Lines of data
***

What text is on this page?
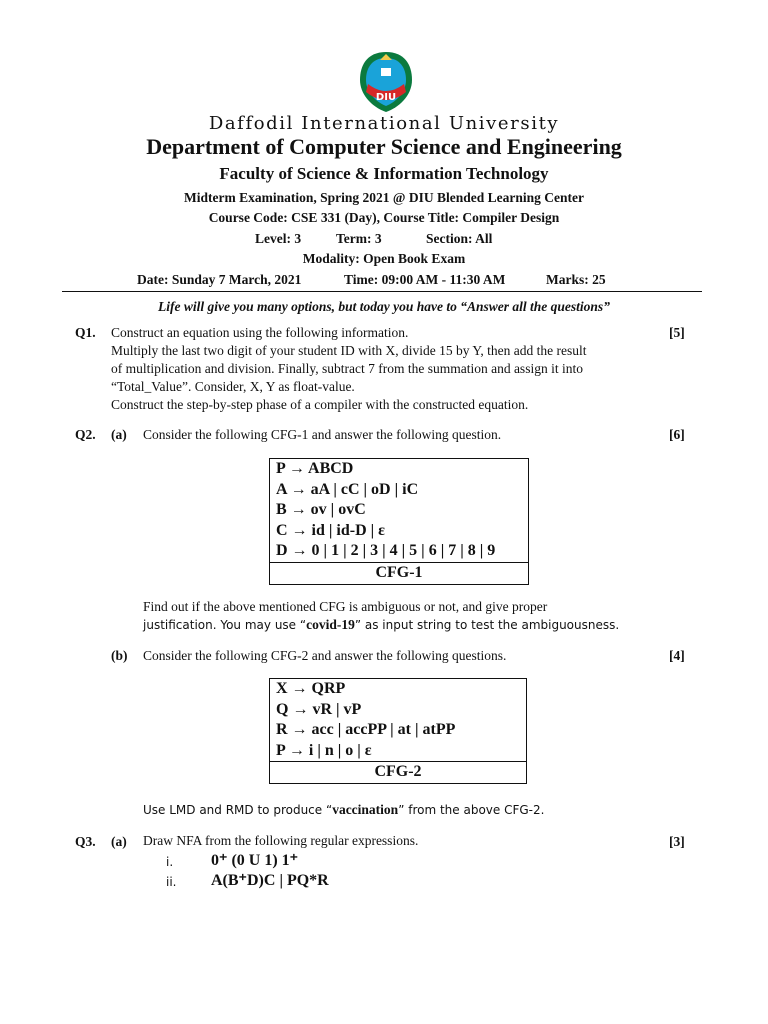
DIU
Daffodil International University
Department of Computer Science and Engineering
Faculty of Science & Information Technology
Midterm Examination, Spring 2021 @ DIU Blended Learning Center
Course Code: CSE 331 (Day), Course Title: Compiler Design
Level: 3	Term: 3	Section: All
Modality: Open Book Exam
Date: Sunday 7 March, 2021	Time: 09:00 AM - 11:30 AM	Marks: 25
Life will give you many options, but today you have to “Answer all the questions”
Q1.	[5]
Construct an equation using the following information.
Multiply the last two digit of your student ID with X, divide 15 by Y, then add the result
of multiplication and division. Finally, subtract 7 from the summation and assign it into
“Total_Value”. Consider, X, Y as float-value.
Construct the step-by-step phase of a compiler with the constructed equation.
Q2. (a) Consider the following CFG-1 and answer the following question.	[6]
P → ABCD
A → aA | cC | oD | iC
B → ov | ovC
C → id | id-D | ε
D → 0 | 1 | 2 | 3 | 4 | 5 | 6 | 7 | 8 | 9

CFG-1
Find out if the above mentioned CFG is ambiguous or not, and give proper
justification. You may use “covid-19” as input string to test the ambiguousness.
(b) Consider the following CFG-2 and answer the following questions.	[4]
X → QRP
Q → vR | vP
R → acc | accPP | at | atPP
P → i | n | o | ε

CFG-2
Use LMD and RMD to produce “vaccination” from the above CFG-2.
Q3. (a) Draw NFA from the following regular expressions.	[3]
i. 0⁺ (0 U 1) 1⁺
ii. A(B⁺D)C | PQ*R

***

Copy out the data above exactly, except the pictures.

What text is on this page?
DIU
Daffodil International University
Department of Computer Science and Engineering
Faculty of Science & Information Technology
Midterm Examination, Spring 2021 @ DIU Blended Learning Center
Course Code: CSE 331 (Day), Course Title: Compiler Design
Level: 3	Term: 3	Section: All
Modality: Open Book Exam
Date: Sunday 7 March, 2021	Time: 09:00 AM - 11:30 AM	Marks: 25
Life will give you many options, but today you have to “Answer all the questions”
Q1.	[5]
Construct an equation using the following information.
Multiply the last two digit of your student ID with X, divide 15 by Y, then add the result
of multiplication and division. Finally, subtract 7 from the summation and assign it into
“Total_Value”. Consider, X, Y as float-value.
Construct the step-by-step phase of a compiler with the constructed equation.
Q2. (a) Consider the following CFG-1 and answer the following question.	[6]
P → ABCD
A → aA | cC | oD | iC
B → ov | ovC
C → id | id-D | ε
D → 0 | 1 | 2 | 3 | 4 | 5 | 6 | 7 | 8 | 9

CFG-1
Find out if the above mentioned CFG is ambiguous or not, and give proper
justification. You may use “covid-19” as input string to test the ambiguousness.
(b) Consider the following CFG-2 and answer the following questions.	[4]
X → QRP
Q → vR | vP
R → acc | accPP | at | atPP
P → i | n | o | ε

CFG-2
Use LMD and RMD to produce “vaccination” from the above CFG-2.
Q3. (a) Draw NFA from the following regular expressions.	[3]
i. 0⁺ (0 U 1) 1⁺
ii. A(B⁺D)C | PQ*R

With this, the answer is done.